• GIVEN REQUEST: Write out the data below in full, unchanged, minus the images.

+ + + + +

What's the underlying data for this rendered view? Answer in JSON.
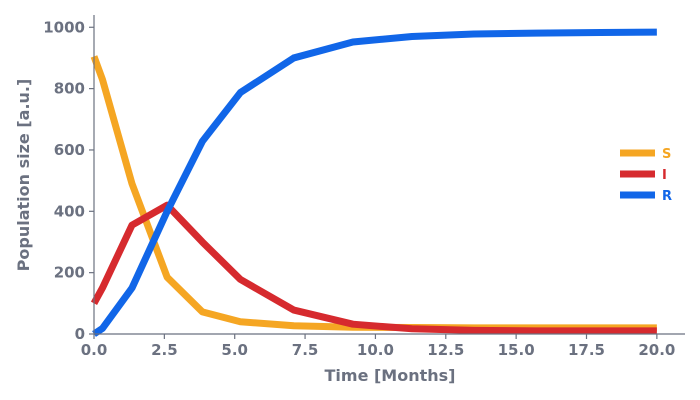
{
  "chart_data": {
    "type": "line",
    "title": "",
    "xlabel": "Time [Months]",
    "ylabel": "Population size [a.u.]",
    "xlim": [
      0,
      21
    ],
    "ylim": [
      0,
      1040
    ],
    "xticks": [
      0,
      2.5,
      5,
      7.5,
      10,
      12.5,
      15,
      17.5,
      20
    ],
    "xtick_labels": [
      "0.0",
      "2.5",
      "5.0",
      "7.5",
      "10.0",
      "12.5",
      "15.0",
      "17.5",
      "20.0"
    ],
    "yticks": [
      0,
      200,
      400,
      600,
      800,
      1000
    ],
    "ytick_labels": [
      "0",
      "200",
      "400",
      "600",
      "800",
      "1000"
    ],
    "grid": false,
    "legend_position": "center-right",
    "x": [
      0,
      0.3,
      1.35,
      2.6,
      3.85,
      5.2,
      7.1,
      9.2,
      11.3,
      13.5,
      15.7,
      18.0,
      20.0
    ],
    "series": [
      {
        "name": "S",
        "color": "#f5a623",
        "values": [
          905,
          830,
          490,
          185,
          72,
          40,
          27,
          22,
          21,
          20,
          20,
          20,
          20
        ]
      },
      {
        "name": "I",
        "color": "#d62a2e",
        "values": [
          100,
          150,
          355,
          420,
          300,
          178,
          78,
          32,
          17,
          12,
          10,
          10,
          10
        ]
      },
      {
        "name": "R",
        "color": "#1166e8",
        "values": [
          0,
          18,
          150,
          400,
          628,
          787,
          900,
          952,
          970,
          978,
          981,
          983,
          984
        ]
      }
    ]
  }
}
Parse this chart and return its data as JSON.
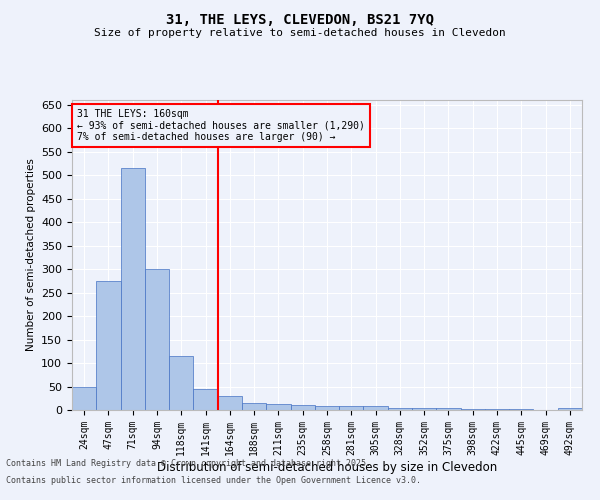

+ + + + +

• RESULT:
What's the underlying data for this rendered view? Answer in JSON.
{
  "chart_data": {
    "type": "line",
    "title": "",
    "xlabel": "Time [Months]",
    "ylabel": "Population size [a.u.]",
    "xlim": [
      0,
      21
    ],
    "ylim": [
      0,
      1040
    ],
    "xticks": [
      0,
      2.5,
      5,
      7.5,
      10,
      12.5,
      15,
      17.5,
      20
    ],
    "xtick_labels": [
      "0.0",
      "2.5",
      "5.0",
      "7.5",
      "10.0",
      "12.5",
      "15.0",
      "17.5",
      "20.0"
    ],
    "yticks": [
      0,
      200,
      400,
      600,
      800,
      1000
    ],
    "ytick_labels": [
      "0",
      "200",
      "400",
      "600",
      "800",
      "1000"
    ],
    "grid": false,
    "legend_position": "center-right",
    "x": [
      0,
      0.3,
      1.35,
      2.6,
      3.85,
      5.2,
      7.1,
      9.2,
      11.3,
      13.5,
      15.7,
      18.0,
      20.0
    ],
    "series": [
      {
        "name": "S",
        "color": "#f5a623",
        "values": [
          905,
          830,
          490,
          185,
          72,
          40,
          27,
          22,
          21,
          20,
          20,
          20,
          20
        ]
      },
      {
        "name": "I",
        "color": "#d62a2e",
        "values": [
          100,
          150,
          355,
          420,
          300,
          178,
          78,
          32,
          17,
          12,
          10,
          10,
          10
        ]
      },
      {
        "name": "R",
        "color": "#1166e8",
        "values": [
          0,
          18,
          150,
          400,
          628,
          787,
          900,
          952,
          970,
          978,
          981,
          983,
          984
        ]
      }
    ]
  }
}
Parse this chart and return its data as JSON.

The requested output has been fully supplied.